**EXCERPT:**
Problem

Given two integers $n$ and $k$, return all possible combinations of $k$ numbers out of $1$ … $n$.

Example:

Input: n = 4, k = 2
Output:
[
  [2,4],
  [3,4],
  [2,3],
  [1,2],
  [1,3],
  [1,4],
]

Explanation

When $n = 4$ and $k = 2$, we can only have two numbers in the sublist. If for the first number we choose $1$, then the second number we can have $2$, $3$, $4$. If for the first number we choose $3$, we can only have $4$ as the second number.
We can see that we need to use iteration to choose the first number, then for the second number, we start looping from the first number plus one.
So, we need to have a start variable, result, temp, n and k variables.
The base case is whenever the temp variable already have $k$ numbers, we return.

Solution

class Solution {
    void dfs(int n, int k, int start, List<Integer> temp, List<List<Integer>> res) {
        if (temp.size() == k) {
            res.add(new ArrayList<Integer>(temp));
            return;
        }
        for (int i = start; i <= n; i++) {
            temp.add(i);
            dfs(n, k, i+1, temp, res);
            temp.remove(temp.size()-1);
        }
    }
    public List<List<Integer>> combine(int n, int k) {
        List<List<Integer>> res = new ArrayList<List<Integer>>();
        List<Integer> temp = new ArrayList<Integer>();
        dfs(n, k, 1, temp, res);
        return res;
    }
}

**CHALLENGES:**
1 - In the combinations problem, with n = 4 and k = 2, what is the only possible second number when 3 is chosen as the first?
2 - Output the combinations problem from "When $n = 4$" to "the second number.".
3 - Using the combinations problem, explain why the solution needs a start variable.
Rely on nothing but the text above.

**ROWS:**
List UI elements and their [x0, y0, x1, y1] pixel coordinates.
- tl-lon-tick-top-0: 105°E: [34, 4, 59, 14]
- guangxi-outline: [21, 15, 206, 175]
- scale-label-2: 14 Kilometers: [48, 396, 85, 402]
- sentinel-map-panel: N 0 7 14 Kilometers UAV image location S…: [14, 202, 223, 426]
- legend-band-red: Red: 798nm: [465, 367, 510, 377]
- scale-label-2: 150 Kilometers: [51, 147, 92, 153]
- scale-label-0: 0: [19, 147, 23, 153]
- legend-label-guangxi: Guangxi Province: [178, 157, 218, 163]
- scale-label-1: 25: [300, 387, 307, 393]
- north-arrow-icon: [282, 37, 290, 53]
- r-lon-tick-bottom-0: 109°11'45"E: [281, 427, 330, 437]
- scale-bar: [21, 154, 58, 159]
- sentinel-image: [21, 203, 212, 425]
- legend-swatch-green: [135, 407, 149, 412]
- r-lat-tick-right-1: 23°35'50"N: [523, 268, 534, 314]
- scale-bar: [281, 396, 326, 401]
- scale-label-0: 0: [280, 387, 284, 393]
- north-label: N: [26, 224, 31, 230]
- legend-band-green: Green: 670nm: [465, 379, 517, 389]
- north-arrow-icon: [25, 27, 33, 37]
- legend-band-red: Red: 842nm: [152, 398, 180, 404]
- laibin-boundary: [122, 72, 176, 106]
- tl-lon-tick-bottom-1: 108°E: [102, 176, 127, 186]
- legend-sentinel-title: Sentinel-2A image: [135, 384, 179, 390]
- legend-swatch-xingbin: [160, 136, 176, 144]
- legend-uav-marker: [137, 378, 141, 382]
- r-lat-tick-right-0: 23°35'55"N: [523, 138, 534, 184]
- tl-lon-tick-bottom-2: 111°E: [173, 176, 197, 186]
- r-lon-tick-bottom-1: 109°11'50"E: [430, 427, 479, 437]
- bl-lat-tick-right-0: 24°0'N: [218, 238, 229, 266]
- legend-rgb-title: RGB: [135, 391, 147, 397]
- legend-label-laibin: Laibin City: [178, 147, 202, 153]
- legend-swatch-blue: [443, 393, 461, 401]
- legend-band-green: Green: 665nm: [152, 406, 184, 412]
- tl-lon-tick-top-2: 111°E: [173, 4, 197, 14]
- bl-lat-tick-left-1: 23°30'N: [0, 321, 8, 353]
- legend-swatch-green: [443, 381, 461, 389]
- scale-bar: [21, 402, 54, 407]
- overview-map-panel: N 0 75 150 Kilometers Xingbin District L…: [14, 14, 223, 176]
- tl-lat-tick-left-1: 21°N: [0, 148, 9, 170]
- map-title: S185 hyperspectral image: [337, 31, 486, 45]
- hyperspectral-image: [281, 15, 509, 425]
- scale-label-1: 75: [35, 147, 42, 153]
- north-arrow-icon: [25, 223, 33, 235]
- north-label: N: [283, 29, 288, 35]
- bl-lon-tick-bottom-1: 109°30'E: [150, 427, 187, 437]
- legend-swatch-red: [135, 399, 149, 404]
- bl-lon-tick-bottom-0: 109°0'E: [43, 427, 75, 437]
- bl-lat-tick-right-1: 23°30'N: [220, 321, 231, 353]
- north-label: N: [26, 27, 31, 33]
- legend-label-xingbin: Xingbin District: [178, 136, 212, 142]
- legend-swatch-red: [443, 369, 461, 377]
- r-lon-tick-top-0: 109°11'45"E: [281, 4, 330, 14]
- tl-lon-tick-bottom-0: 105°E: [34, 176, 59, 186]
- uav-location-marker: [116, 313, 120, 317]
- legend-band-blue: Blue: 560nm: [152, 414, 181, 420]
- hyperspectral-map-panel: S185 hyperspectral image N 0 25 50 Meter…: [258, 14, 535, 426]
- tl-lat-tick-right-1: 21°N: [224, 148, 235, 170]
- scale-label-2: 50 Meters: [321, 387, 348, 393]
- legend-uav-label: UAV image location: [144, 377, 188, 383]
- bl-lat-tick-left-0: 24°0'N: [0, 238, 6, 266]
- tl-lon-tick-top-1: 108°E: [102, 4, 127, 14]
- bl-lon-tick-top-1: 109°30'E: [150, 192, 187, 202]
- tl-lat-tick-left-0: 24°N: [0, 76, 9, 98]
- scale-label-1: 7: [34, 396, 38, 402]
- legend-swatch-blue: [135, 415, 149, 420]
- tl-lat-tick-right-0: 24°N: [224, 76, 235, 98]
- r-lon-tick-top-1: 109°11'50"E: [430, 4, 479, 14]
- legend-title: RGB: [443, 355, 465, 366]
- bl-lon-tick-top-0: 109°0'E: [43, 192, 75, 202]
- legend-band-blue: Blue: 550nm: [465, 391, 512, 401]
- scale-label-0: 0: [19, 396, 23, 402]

**RESULTS OF THE TASKS:**
1 - 4

2 -
When $n = 4$ and $k = 2$, we can only have two numbers in the sublist. If for the first number we choose $1$, then the second number we can have $2$, $3$, $4$. If for the first number we choose $3$, we can only have $4$ as the second number.

3 - The first number is chosen by iteration, and the loop for the second number has to begin at the first number plus one. The start variable holds that starting point.